JOB: Pick out the lines in the listing below that contain the word "国家药品监督管理局" and copy them.
::: TASK DATA :::
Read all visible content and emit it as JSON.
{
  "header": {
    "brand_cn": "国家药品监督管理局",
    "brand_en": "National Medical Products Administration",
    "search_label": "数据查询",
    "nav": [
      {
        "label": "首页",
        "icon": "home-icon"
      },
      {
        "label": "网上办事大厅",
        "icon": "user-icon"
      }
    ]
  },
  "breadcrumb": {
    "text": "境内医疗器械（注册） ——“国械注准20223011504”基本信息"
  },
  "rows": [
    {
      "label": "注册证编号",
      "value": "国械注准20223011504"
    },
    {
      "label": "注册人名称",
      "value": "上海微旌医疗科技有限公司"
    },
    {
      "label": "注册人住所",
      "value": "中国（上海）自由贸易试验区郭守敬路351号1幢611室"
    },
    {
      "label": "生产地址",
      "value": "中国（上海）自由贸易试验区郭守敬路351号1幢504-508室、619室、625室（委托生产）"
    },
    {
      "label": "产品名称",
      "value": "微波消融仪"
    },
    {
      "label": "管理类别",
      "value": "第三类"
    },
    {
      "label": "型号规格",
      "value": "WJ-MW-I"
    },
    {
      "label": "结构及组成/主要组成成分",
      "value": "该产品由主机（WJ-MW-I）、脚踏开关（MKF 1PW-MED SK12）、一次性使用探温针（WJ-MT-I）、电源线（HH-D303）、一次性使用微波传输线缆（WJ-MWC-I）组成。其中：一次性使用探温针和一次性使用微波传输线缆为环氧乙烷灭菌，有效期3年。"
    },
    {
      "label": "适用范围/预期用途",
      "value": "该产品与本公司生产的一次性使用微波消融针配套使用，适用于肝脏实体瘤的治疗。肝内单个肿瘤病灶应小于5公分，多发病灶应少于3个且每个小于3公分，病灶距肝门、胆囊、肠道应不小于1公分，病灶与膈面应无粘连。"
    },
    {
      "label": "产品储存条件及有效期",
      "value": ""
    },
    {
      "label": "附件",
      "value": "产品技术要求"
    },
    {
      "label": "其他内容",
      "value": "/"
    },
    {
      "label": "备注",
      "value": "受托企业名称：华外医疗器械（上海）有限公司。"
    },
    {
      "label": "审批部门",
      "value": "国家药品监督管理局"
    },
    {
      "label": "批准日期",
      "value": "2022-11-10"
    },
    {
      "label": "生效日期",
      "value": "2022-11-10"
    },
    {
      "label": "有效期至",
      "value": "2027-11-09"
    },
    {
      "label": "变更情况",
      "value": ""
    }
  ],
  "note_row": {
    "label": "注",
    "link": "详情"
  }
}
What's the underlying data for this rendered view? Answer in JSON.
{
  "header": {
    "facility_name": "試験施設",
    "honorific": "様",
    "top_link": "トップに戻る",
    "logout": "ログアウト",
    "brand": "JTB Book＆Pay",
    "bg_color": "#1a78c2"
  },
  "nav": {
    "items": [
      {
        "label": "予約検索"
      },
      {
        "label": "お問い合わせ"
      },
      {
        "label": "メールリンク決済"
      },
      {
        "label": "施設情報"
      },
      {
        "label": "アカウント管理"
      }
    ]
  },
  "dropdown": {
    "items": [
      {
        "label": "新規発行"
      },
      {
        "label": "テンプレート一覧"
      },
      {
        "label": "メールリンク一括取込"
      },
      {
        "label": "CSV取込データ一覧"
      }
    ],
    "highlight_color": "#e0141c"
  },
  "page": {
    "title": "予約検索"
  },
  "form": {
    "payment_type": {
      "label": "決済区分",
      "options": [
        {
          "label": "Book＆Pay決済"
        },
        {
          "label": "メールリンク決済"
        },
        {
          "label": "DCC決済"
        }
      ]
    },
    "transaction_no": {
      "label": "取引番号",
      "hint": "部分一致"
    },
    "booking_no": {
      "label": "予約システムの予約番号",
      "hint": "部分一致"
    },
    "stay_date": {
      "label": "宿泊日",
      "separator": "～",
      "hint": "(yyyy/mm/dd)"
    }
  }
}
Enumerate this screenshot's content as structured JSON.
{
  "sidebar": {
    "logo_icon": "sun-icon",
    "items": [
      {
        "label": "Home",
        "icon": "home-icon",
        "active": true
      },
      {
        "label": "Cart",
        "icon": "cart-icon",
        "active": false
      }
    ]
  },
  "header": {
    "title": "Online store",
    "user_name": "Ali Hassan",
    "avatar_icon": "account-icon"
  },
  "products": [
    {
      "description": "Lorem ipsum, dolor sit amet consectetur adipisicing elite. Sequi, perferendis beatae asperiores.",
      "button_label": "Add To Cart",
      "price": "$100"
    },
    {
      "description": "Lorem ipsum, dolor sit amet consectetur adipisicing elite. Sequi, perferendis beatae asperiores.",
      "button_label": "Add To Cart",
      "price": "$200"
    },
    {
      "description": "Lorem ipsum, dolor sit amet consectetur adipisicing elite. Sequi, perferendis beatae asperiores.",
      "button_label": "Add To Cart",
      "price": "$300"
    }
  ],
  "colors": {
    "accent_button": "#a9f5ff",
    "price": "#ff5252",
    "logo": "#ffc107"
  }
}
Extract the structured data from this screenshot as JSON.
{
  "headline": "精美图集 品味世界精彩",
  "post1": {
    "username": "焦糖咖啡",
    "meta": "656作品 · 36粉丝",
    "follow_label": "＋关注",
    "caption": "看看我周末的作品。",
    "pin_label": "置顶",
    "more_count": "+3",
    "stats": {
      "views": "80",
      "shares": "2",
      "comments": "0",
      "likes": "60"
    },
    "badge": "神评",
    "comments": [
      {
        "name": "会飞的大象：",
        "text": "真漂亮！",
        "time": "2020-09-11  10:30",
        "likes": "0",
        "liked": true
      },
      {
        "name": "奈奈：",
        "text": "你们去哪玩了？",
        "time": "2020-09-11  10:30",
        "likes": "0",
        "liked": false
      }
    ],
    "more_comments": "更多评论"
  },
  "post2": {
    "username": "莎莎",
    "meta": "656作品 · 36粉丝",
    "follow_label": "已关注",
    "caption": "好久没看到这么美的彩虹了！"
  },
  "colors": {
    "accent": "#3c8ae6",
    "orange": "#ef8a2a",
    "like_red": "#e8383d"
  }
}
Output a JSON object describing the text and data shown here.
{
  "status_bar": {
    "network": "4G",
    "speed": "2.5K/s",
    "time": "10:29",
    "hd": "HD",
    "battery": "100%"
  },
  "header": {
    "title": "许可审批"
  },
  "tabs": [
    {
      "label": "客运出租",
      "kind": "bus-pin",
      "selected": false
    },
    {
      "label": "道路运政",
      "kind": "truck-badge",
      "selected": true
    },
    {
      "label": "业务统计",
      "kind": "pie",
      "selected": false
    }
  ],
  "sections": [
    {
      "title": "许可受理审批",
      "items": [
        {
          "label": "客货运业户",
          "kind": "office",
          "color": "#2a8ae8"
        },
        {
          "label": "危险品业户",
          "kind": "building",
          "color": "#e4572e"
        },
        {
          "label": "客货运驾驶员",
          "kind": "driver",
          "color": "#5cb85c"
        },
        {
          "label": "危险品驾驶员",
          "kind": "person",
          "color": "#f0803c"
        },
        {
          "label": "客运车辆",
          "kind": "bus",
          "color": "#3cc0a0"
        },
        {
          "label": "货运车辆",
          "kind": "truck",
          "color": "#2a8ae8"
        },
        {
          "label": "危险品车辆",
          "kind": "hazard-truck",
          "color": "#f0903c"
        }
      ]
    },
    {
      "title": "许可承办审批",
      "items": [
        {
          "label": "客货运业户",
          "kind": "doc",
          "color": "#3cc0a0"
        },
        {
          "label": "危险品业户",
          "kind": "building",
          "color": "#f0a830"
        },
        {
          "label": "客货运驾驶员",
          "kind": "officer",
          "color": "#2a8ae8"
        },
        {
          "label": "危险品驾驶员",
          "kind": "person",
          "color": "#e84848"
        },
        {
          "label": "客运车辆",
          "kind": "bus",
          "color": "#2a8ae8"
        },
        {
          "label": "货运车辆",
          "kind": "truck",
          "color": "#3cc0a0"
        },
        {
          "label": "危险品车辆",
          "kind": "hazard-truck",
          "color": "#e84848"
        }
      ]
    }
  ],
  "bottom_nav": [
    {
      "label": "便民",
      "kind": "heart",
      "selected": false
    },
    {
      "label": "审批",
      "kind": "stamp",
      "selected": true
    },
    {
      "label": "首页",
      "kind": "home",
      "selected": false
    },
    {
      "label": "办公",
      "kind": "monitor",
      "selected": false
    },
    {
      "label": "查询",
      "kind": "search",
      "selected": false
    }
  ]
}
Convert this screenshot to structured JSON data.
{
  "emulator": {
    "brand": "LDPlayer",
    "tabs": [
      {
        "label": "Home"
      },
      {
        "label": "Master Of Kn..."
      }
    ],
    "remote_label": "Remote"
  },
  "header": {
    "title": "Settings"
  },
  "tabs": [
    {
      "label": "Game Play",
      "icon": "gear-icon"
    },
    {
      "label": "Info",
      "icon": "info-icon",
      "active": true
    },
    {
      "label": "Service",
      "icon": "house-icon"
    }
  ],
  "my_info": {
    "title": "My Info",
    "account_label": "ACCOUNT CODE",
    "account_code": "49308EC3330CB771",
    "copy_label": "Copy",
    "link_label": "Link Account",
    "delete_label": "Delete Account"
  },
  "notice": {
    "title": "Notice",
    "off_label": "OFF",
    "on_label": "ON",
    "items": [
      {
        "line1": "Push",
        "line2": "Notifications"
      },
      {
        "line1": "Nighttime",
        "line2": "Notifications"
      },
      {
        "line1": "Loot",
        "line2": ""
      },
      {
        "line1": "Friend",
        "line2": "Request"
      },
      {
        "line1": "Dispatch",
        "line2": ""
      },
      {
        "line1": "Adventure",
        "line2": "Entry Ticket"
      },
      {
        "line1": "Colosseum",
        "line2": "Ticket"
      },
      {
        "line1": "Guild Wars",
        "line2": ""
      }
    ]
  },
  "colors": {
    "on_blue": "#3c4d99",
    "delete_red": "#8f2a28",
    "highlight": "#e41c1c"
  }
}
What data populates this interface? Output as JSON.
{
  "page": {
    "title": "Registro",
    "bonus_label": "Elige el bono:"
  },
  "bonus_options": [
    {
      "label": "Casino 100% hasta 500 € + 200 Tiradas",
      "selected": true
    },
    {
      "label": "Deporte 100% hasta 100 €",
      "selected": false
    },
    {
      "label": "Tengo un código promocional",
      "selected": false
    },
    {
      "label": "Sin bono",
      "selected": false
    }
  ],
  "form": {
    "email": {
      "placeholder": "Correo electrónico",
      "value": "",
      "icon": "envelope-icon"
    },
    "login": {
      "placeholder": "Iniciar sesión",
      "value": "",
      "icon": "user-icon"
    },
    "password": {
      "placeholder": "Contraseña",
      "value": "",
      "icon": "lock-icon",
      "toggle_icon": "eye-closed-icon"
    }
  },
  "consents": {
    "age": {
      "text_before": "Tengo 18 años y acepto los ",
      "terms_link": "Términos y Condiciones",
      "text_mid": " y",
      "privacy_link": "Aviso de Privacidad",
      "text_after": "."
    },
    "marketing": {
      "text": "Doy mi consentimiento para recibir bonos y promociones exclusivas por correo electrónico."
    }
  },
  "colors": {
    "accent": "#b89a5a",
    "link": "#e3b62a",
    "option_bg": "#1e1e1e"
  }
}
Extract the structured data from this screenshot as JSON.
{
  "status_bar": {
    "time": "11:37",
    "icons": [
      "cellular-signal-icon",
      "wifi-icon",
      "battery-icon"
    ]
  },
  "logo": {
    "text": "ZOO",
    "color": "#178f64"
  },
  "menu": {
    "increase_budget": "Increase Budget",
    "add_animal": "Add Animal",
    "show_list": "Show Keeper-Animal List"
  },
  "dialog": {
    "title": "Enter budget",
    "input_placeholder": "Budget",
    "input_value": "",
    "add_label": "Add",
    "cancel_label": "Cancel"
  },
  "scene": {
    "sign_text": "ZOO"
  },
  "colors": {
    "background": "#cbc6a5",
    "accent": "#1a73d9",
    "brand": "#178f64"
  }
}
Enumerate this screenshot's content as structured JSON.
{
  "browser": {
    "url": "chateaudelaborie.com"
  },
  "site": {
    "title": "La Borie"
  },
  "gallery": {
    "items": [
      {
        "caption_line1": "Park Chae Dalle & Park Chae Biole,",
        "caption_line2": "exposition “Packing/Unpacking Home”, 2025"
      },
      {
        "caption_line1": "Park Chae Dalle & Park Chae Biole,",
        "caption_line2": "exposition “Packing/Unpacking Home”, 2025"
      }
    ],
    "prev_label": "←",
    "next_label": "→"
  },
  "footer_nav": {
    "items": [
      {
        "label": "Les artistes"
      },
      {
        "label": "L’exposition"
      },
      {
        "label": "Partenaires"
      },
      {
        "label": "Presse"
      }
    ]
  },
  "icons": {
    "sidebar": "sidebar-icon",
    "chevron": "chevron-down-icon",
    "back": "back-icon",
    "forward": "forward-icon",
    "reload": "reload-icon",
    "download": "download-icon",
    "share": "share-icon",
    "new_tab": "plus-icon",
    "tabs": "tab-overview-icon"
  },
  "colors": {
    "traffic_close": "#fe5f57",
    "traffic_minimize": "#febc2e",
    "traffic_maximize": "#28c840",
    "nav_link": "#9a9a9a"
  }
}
:::
COMPLETED EXERCISE:
    "brand_cn": "国家药品监督管理局",
      "value": "国家药品监督管理局"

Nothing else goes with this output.